PROVIDED ENTRIES:
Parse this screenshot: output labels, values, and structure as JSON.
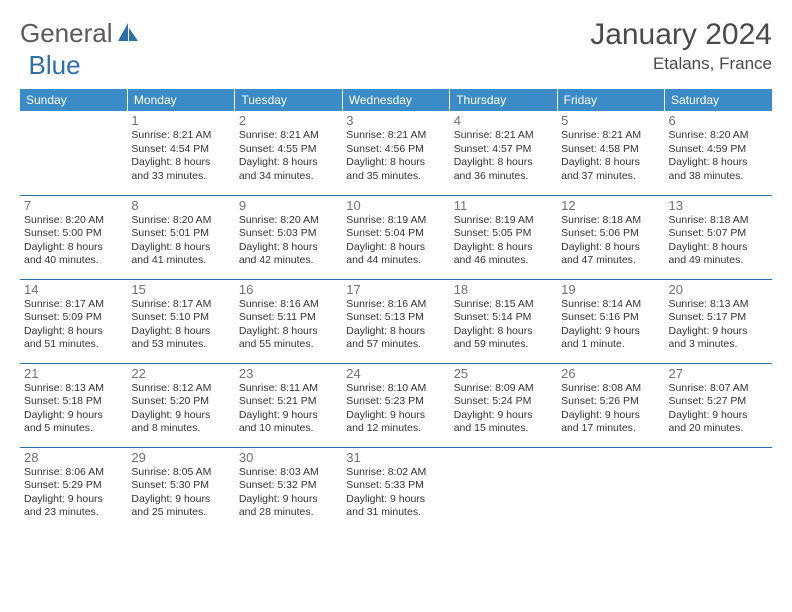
{
  "logo": {
    "part1": "General",
    "part2": "Blue"
  },
  "title": "January 2024",
  "location": "Etalans, France",
  "header_bg": "#3b8bc7",
  "rule_color": "#2f6fa8",
  "days_of_week": [
    "Sunday",
    "Monday",
    "Tuesday",
    "Wednesday",
    "Thursday",
    "Friday",
    "Saturday"
  ],
  "weeks": [
    [
      null,
      {
        "n": "1",
        "sr": "Sunrise: 8:21 AM",
        "ss": "Sunset: 4:54 PM",
        "d1": "Daylight: 8 hours",
        "d2": "and 33 minutes."
      },
      {
        "n": "2",
        "sr": "Sunrise: 8:21 AM",
        "ss": "Sunset: 4:55 PM",
        "d1": "Daylight: 8 hours",
        "d2": "and 34 minutes."
      },
      {
        "n": "3",
        "sr": "Sunrise: 8:21 AM",
        "ss": "Sunset: 4:56 PM",
        "d1": "Daylight: 8 hours",
        "d2": "and 35 minutes."
      },
      {
        "n": "4",
        "sr": "Sunrise: 8:21 AM",
        "ss": "Sunset: 4:57 PM",
        "d1": "Daylight: 8 hours",
        "d2": "and 36 minutes."
      },
      {
        "n": "5",
        "sr": "Sunrise: 8:21 AM",
        "ss": "Sunset: 4:58 PM",
        "d1": "Daylight: 8 hours",
        "d2": "and 37 minutes."
      },
      {
        "n": "6",
        "sr": "Sunrise: 8:20 AM",
        "ss": "Sunset: 4:59 PM",
        "d1": "Daylight: 8 hours",
        "d2": "and 38 minutes."
      }
    ],
    [
      {
        "n": "7",
        "sr": "Sunrise: 8:20 AM",
        "ss": "Sunset: 5:00 PM",
        "d1": "Daylight: 8 hours",
        "d2": "and 40 minutes."
      },
      {
        "n": "8",
        "sr": "Sunrise: 8:20 AM",
        "ss": "Sunset: 5:01 PM",
        "d1": "Daylight: 8 hours",
        "d2": "and 41 minutes."
      },
      {
        "n": "9",
        "sr": "Sunrise: 8:20 AM",
        "ss": "Sunset: 5:03 PM",
        "d1": "Daylight: 8 hours",
        "d2": "and 42 minutes."
      },
      {
        "n": "10",
        "sr": "Sunrise: 8:19 AM",
        "ss": "Sunset: 5:04 PM",
        "d1": "Daylight: 8 hours",
        "d2": "and 44 minutes."
      },
      {
        "n": "11",
        "sr": "Sunrise: 8:19 AM",
        "ss": "Sunset: 5:05 PM",
        "d1": "Daylight: 8 hours",
        "d2": "and 46 minutes."
      },
      {
        "n": "12",
        "sr": "Sunrise: 8:18 AM",
        "ss": "Sunset: 5:06 PM",
        "d1": "Daylight: 8 hours",
        "d2": "and 47 minutes."
      },
      {
        "n": "13",
        "sr": "Sunrise: 8:18 AM",
        "ss": "Sunset: 5:07 PM",
        "d1": "Daylight: 8 hours",
        "d2": "and 49 minutes."
      }
    ],
    [
      {
        "n": "14",
        "sr": "Sunrise: 8:17 AM",
        "ss": "Sunset: 5:09 PM",
        "d1": "Daylight: 8 hours",
        "d2": "and 51 minutes."
      },
      {
        "n": "15",
        "sr": "Sunrise: 8:17 AM",
        "ss": "Sunset: 5:10 PM",
        "d1": "Daylight: 8 hours",
        "d2": "and 53 minutes."
      },
      {
        "n": "16",
        "sr": "Sunrise: 8:16 AM",
        "ss": "Sunset: 5:11 PM",
        "d1": "Daylight: 8 hours",
        "d2": "and 55 minutes."
      },
      {
        "n": "17",
        "sr": "Sunrise: 8:16 AM",
        "ss": "Sunset: 5:13 PM",
        "d1": "Daylight: 8 hours",
        "d2": "and 57 minutes."
      },
      {
        "n": "18",
        "sr": "Sunrise: 8:15 AM",
        "ss": "Sunset: 5:14 PM",
        "d1": "Daylight: 8 hours",
        "d2": "and 59 minutes."
      },
      {
        "n": "19",
        "sr": "Sunrise: 8:14 AM",
        "ss": "Sunset: 5:16 PM",
        "d1": "Daylight: 9 hours",
        "d2": "and 1 minute."
      },
      {
        "n": "20",
        "sr": "Sunrise: 8:13 AM",
        "ss": "Sunset: 5:17 PM",
        "d1": "Daylight: 9 hours",
        "d2": "and 3 minutes."
      }
    ],
    [
      {
        "n": "21",
        "sr": "Sunrise: 8:13 AM",
        "ss": "Sunset: 5:18 PM",
        "d1": "Daylight: 9 hours",
        "d2": "and 5 minutes."
      },
      {
        "n": "22",
        "sr": "Sunrise: 8:12 AM",
        "ss": "Sunset: 5:20 PM",
        "d1": "Daylight: 9 hours",
        "d2": "and 8 minutes."
      },
      {
        "n": "23",
        "sr": "Sunrise: 8:11 AM",
        "ss": "Sunset: 5:21 PM",
        "d1": "Daylight: 9 hours",
        "d2": "and 10 minutes."
      },
      {
        "n": "24",
        "sr": "Sunrise: 8:10 AM",
        "ss": "Sunset: 5:23 PM",
        "d1": "Daylight: 9 hours",
        "d2": "and 12 minutes."
      },
      {
        "n": "25",
        "sr": "Sunrise: 8:09 AM",
        "ss": "Sunset: 5:24 PM",
        "d1": "Daylight: 9 hours",
        "d2": "and 15 minutes."
      },
      {
        "n": "26",
        "sr": "Sunrise: 8:08 AM",
        "ss": "Sunset: 5:26 PM",
        "d1": "Daylight: 9 hours",
        "d2": "and 17 minutes."
      },
      {
        "n": "27",
        "sr": "Sunrise: 8:07 AM",
        "ss": "Sunset: 5:27 PM",
        "d1": "Daylight: 9 hours",
        "d2": "and 20 minutes."
      }
    ],
    [
      {
        "n": "28",
        "sr": "Sunrise: 8:06 AM",
        "ss": "Sunset: 5:29 PM",
        "d1": "Daylight: 9 hours",
        "d2": "and 23 minutes."
      },
      {
        "n": "29",
        "sr": "Sunrise: 8:05 AM",
        "ss": "Sunset: 5:30 PM",
        "d1": "Daylight: 9 hours",
        "d2": "and 25 minutes."
      },
      {
        "n": "30",
        "sr": "Sunrise: 8:03 AM",
        "ss": "Sunset: 5:32 PM",
        "d1": "Daylight: 9 hours",
        "d2": "and 28 minutes."
      },
      {
        "n": "31",
        "sr": "Sunrise: 8:02 AM",
        "ss": "Sunset: 5:33 PM",
        "d1": "Daylight: 9 hours",
        "d2": "and 31 minutes."
      },
      null,
      null,
      null
    ]
  ]
}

WHAT IS REQUIRED: The records shown above are to be repeated exactly, with the pictures left out.

TASK RESPONSE:
Parse this screenshot: output labels, values, and structure as JSON.
{
  "logo": {
    "part1": "General",
    "part2": "Blue"
  },
  "title": "January 2024",
  "location": "Etalans, France",
  "header_bg": "#3b8bc7",
  "rule_color": "#2f6fa8",
  "days_of_week": [
    "Sunday",
    "Monday",
    "Tuesday",
    "Wednesday",
    "Thursday",
    "Friday",
    "Saturday"
  ],
  "weeks": [
    [
      null,
      {
        "n": "1",
        "sr": "Sunrise: 8:21 AM",
        "ss": "Sunset: 4:54 PM",
        "d1": "Daylight: 8 hours",
        "d2": "and 33 minutes."
      },
      {
        "n": "2",
        "sr": "Sunrise: 8:21 AM",
        "ss": "Sunset: 4:55 PM",
        "d1": "Daylight: 8 hours",
        "d2": "and 34 minutes."
      },
      {
        "n": "3",
        "sr": "Sunrise: 8:21 AM",
        "ss": "Sunset: 4:56 PM",
        "d1": "Daylight: 8 hours",
        "d2": "and 35 minutes."
      },
      {
        "n": "4",
        "sr": "Sunrise: 8:21 AM",
        "ss": "Sunset: 4:57 PM",
        "d1": "Daylight: 8 hours",
        "d2": "and 36 minutes."
      },
      {
        "n": "5",
        "sr": "Sunrise: 8:21 AM",
        "ss": "Sunset: 4:58 PM",
        "d1": "Daylight: 8 hours",
        "d2": "and 37 minutes."
      },
      {
        "n": "6",
        "sr": "Sunrise: 8:20 AM",
        "ss": "Sunset: 4:59 PM",
        "d1": "Daylight: 8 hours",
        "d2": "and 38 minutes."
      }
    ],
    [
      {
        "n": "7",
        "sr": "Sunrise: 8:20 AM",
        "ss": "Sunset: 5:00 PM",
        "d1": "Daylight: 8 hours",
        "d2": "and 40 minutes."
      },
      {
        "n": "8",
        "sr": "Sunrise: 8:20 AM",
        "ss": "Sunset: 5:01 PM",
        "d1": "Daylight: 8 hours",
        "d2": "and 41 minutes."
      },
      {
        "n": "9",
        "sr": "Sunrise: 8:20 AM",
        "ss": "Sunset: 5:03 PM",
        "d1": "Daylight: 8 hours",
        "d2": "and 42 minutes."
      },
      {
        "n": "10",
        "sr": "Sunrise: 8:19 AM",
        "ss": "Sunset: 5:04 PM",
        "d1": "Daylight: 8 hours",
        "d2": "and 44 minutes."
      },
      {
        "n": "11",
        "sr": "Sunrise: 8:19 AM",
        "ss": "Sunset: 5:05 PM",
        "d1": "Daylight: 8 hours",
        "d2": "and 46 minutes."
      },
      {
        "n": "12",
        "sr": "Sunrise: 8:18 AM",
        "ss": "Sunset: 5:06 PM",
        "d1": "Daylight: 8 hours",
        "d2": "and 47 minutes."
      },
      {
        "n": "13",
        "sr": "Sunrise: 8:18 AM",
        "ss": "Sunset: 5:07 PM",
        "d1": "Daylight: 8 hours",
        "d2": "and 49 minutes."
      }
    ],
    [
      {
        "n": "14",
        "sr": "Sunrise: 8:17 AM",
        "ss": "Sunset: 5:09 PM",
        "d1": "Daylight: 8 hours",
        "d2": "and 51 minutes."
      },
      {
        "n": "15",
        "sr": "Sunrise: 8:17 AM",
        "ss": "Sunset: 5:10 PM",
        "d1": "Daylight: 8 hours",
        "d2": "and 53 minutes."
      },
      {
        "n": "16",
        "sr": "Sunrise: 8:16 AM",
        "ss": "Sunset: 5:11 PM",
        "d1": "Daylight: 8 hours",
        "d2": "and 55 minutes."
      },
      {
        "n": "17",
        "sr": "Sunrise: 8:16 AM",
        "ss": "Sunset: 5:13 PM",
        "d1": "Daylight: 8 hours",
        "d2": "and 57 minutes."
      },
      {
        "n": "18",
        "sr": "Sunrise: 8:15 AM",
        "ss": "Sunset: 5:14 PM",
        "d1": "Daylight: 8 hours",
        "d2": "and 59 minutes."
      },
      {
        "n": "19",
        "sr": "Sunrise: 8:14 AM",
        "ss": "Sunset: 5:16 PM",
        "d1": "Daylight: 9 hours",
        "d2": "and 1 minute."
      },
      {
        "n": "20",
        "sr": "Sunrise: 8:13 AM",
        "ss": "Sunset: 5:17 PM",
        "d1": "Daylight: 9 hours",
        "d2": "and 3 minutes."
      }
    ],
    [
      {
        "n": "21",
        "sr": "Sunrise: 8:13 AM",
        "ss": "Sunset: 5:18 PM",
        "d1": "Daylight: 9 hours",
        "d2": "and 5 minutes."
      },
      {
        "n": "22",
        "sr": "Sunrise: 8:12 AM",
        "ss": "Sunset: 5:20 PM",
        "d1": "Daylight: 9 hours",
        "d2": "and 8 minutes."
      },
      {
        "n": "23",
        "sr": "Sunrise: 8:11 AM",
        "ss": "Sunset: 5:21 PM",
        "d1": "Daylight: 9 hours",
        "d2": "and 10 minutes."
      },
      {
        "n": "24",
        "sr": "Sunrise: 8:10 AM",
        "ss": "Sunset: 5:23 PM",
        "d1": "Daylight: 9 hours",
        "d2": "and 12 minutes."
      },
      {
        "n": "25",
        "sr": "Sunrise: 8:09 AM",
        "ss": "Sunset: 5:24 PM",
        "d1": "Daylight: 9 hours",
        "d2": "and 15 minutes."
      },
      {
        "n": "26",
        "sr": "Sunrise: 8:08 AM",
        "ss": "Sunset: 5:26 PM",
        "d1": "Daylight: 9 hours",
        "d2": "and 17 minutes."
      },
      {
        "n": "27",
        "sr": "Sunrise: 8:07 AM",
        "ss": "Sunset: 5:27 PM",
        "d1": "Daylight: 9 hours",
        "d2": "and 20 minutes."
      }
    ],
    [
      {
        "n": "28",
        "sr": "Sunrise: 8:06 AM",
        "ss": "Sunset: 5:29 PM",
        "d1": "Daylight: 9 hours",
        "d2": "and 23 minutes."
      },
      {
        "n": "29",
        "sr": "Sunrise: 8:05 AM",
        "ss": "Sunset: 5:30 PM",
        "d1": "Daylight: 9 hours",
        "d2": "and 25 minutes."
      },
      {
        "n": "30",
        "sr": "Sunrise: 8:03 AM",
        "ss": "Sunset: 5:32 PM",
        "d1": "Daylight: 9 hours",
        "d2": "and 28 minutes."
      },
      {
        "n": "31",
        "sr": "Sunrise: 8:02 AM",
        "ss": "Sunset: 5:33 PM",
        "d1": "Daylight: 9 hours",
        "d2": "and 31 minutes."
      },
      null,
      null,
      null
    ]
  ]
}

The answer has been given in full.